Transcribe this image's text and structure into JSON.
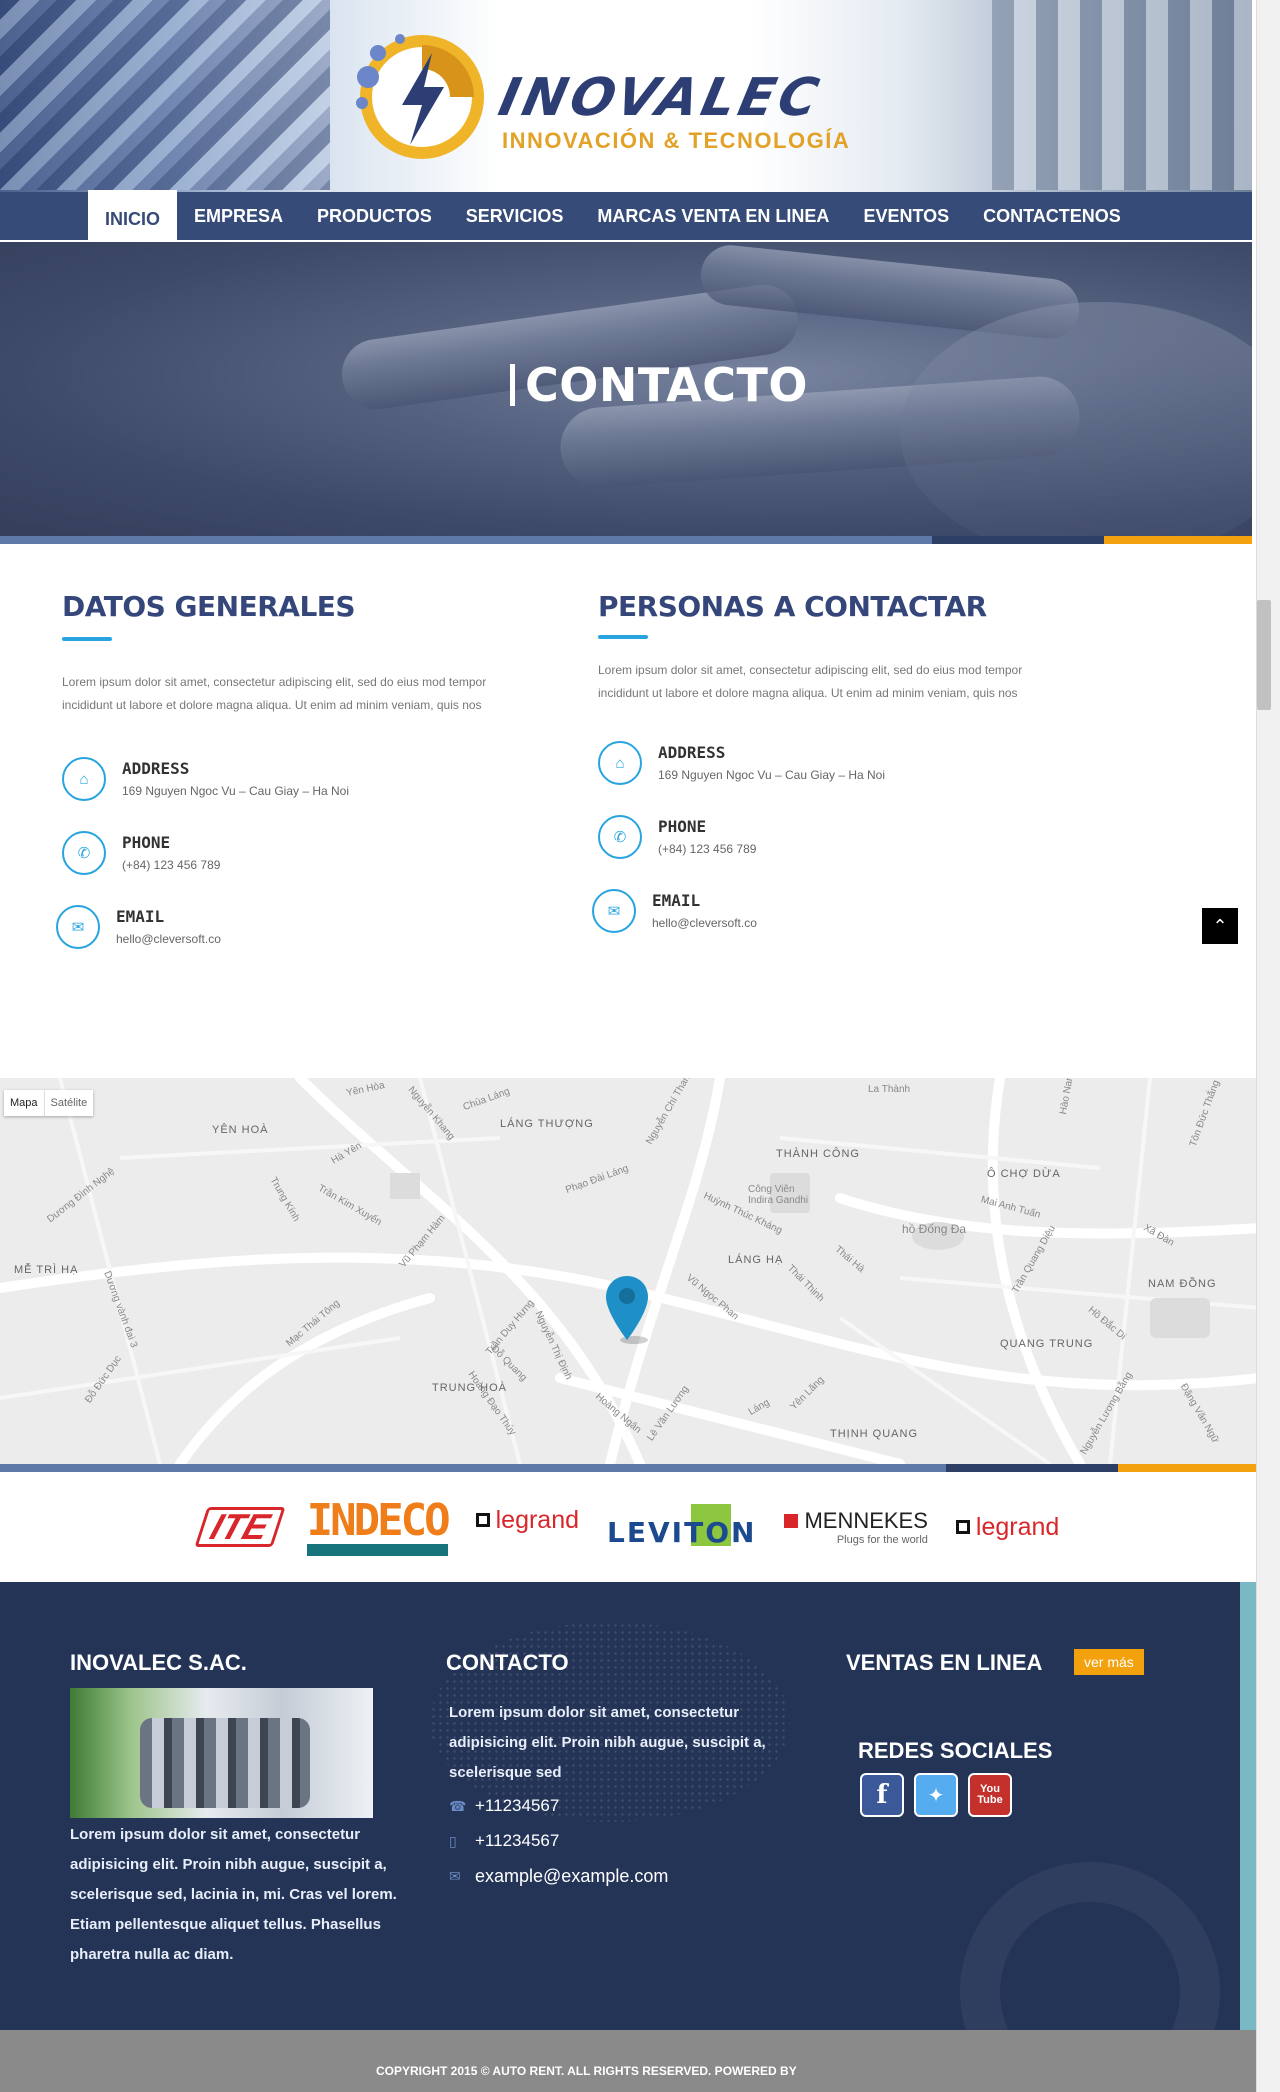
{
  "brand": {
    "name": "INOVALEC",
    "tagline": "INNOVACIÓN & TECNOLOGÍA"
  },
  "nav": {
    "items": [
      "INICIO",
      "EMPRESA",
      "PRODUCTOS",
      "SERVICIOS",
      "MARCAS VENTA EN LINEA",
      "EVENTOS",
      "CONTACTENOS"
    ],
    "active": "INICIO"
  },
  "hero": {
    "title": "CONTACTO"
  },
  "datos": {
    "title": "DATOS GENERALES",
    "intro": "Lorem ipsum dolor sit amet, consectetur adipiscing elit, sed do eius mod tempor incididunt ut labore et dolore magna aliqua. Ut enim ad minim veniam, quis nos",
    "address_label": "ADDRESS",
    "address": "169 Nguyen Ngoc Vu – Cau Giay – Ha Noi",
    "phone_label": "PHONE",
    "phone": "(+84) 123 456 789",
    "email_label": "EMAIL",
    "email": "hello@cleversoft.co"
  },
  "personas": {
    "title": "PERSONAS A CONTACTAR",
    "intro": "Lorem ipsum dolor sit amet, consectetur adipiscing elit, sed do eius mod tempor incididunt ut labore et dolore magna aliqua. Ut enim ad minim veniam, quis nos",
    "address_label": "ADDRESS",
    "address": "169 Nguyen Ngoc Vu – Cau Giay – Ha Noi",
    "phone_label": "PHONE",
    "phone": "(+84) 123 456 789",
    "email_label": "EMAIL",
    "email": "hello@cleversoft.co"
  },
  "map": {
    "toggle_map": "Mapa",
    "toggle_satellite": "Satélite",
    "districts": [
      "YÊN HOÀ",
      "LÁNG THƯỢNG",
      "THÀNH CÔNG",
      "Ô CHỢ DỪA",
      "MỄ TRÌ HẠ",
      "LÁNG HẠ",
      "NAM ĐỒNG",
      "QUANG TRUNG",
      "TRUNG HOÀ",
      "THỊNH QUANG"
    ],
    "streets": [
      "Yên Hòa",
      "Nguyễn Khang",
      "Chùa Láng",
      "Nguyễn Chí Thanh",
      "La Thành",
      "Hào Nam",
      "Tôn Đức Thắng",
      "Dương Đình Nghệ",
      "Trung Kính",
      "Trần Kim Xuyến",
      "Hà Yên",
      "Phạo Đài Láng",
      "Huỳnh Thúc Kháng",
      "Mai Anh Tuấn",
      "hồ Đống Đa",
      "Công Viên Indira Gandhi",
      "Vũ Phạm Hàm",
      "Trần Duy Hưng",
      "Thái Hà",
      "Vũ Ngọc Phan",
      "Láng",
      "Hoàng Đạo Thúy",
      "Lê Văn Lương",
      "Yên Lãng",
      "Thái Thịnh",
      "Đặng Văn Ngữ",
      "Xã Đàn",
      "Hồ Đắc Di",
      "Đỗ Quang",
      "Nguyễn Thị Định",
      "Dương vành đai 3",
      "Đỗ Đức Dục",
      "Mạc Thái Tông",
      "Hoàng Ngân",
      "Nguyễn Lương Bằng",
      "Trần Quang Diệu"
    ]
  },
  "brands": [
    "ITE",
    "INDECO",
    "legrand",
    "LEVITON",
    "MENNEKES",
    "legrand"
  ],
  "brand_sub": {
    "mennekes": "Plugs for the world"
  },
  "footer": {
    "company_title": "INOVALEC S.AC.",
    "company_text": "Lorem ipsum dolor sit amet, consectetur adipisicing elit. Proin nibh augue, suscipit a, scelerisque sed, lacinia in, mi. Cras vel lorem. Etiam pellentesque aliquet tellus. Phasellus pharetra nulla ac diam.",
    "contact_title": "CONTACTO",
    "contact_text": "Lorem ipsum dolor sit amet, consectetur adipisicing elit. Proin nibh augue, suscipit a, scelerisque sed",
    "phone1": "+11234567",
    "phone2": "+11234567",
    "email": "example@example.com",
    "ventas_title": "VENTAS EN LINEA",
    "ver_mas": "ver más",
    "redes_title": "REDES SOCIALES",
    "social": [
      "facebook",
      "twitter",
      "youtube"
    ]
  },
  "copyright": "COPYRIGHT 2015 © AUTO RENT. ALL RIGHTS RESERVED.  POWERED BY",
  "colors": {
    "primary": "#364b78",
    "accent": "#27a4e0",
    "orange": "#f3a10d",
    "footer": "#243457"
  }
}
--
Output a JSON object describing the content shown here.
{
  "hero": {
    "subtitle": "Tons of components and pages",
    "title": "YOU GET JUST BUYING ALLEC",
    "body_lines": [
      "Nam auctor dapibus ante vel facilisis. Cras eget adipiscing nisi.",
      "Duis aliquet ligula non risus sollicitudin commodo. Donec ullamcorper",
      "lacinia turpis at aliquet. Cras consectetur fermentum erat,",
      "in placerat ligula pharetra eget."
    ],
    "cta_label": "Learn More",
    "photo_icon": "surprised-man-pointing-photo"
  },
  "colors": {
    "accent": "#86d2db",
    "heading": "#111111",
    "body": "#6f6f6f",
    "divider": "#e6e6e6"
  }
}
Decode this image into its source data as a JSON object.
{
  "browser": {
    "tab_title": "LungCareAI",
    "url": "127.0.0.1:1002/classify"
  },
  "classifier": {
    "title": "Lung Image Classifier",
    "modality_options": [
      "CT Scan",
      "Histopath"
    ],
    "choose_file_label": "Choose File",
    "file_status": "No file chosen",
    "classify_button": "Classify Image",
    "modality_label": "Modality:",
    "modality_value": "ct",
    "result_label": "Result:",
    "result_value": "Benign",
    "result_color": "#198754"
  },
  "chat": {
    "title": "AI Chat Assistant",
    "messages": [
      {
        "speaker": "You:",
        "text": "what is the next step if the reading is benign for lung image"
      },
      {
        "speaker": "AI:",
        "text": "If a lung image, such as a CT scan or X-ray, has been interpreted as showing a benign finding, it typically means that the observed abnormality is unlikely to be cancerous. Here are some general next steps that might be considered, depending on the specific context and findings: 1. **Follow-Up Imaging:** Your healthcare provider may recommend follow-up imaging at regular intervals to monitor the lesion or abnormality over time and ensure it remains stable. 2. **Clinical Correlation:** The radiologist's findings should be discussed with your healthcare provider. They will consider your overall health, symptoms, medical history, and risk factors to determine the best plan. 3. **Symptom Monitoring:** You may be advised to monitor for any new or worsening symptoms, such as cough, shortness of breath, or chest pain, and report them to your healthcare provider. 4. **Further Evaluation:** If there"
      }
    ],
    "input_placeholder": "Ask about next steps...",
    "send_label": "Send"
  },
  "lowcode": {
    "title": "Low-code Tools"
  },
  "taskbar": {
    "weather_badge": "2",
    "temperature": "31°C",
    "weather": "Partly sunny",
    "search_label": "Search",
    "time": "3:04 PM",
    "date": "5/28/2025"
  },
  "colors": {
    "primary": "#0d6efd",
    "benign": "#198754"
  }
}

▸ EXERCISE INSTRUCTIONS: Return the lines of the records that include the string "Lorem".

▸ WRITTEN SOLUTION:
    "intro": "Lorem ipsum dolor sit amet, consectetur adipiscing elit, sed do eius mod tempor incididunt ut labore et dolore magna aliqua. Ut enim ad minim veniam, quis nos",
    "intro": "Lorem ipsum dolor sit amet, consectetur adipiscing elit, sed do eius mod tempor incididunt ut labore et dolore magna aliqua. Ut enim ad minim veniam, quis nos",
    "company_text": "Lorem ipsum dolor sit amet, consectetur adipisicing elit. Proin nibh augue, suscipit a, scelerisque sed, lacinia in, mi. Cras vel lorem. Etiam pellentesque aliquet tellus. Phasellus pharetra nulla ac diam.",
    "contact_text": "Lorem ipsum dolor sit amet, consectetur adipisicing elit. Proin nibh augue, suscipit a, scelerisque sed",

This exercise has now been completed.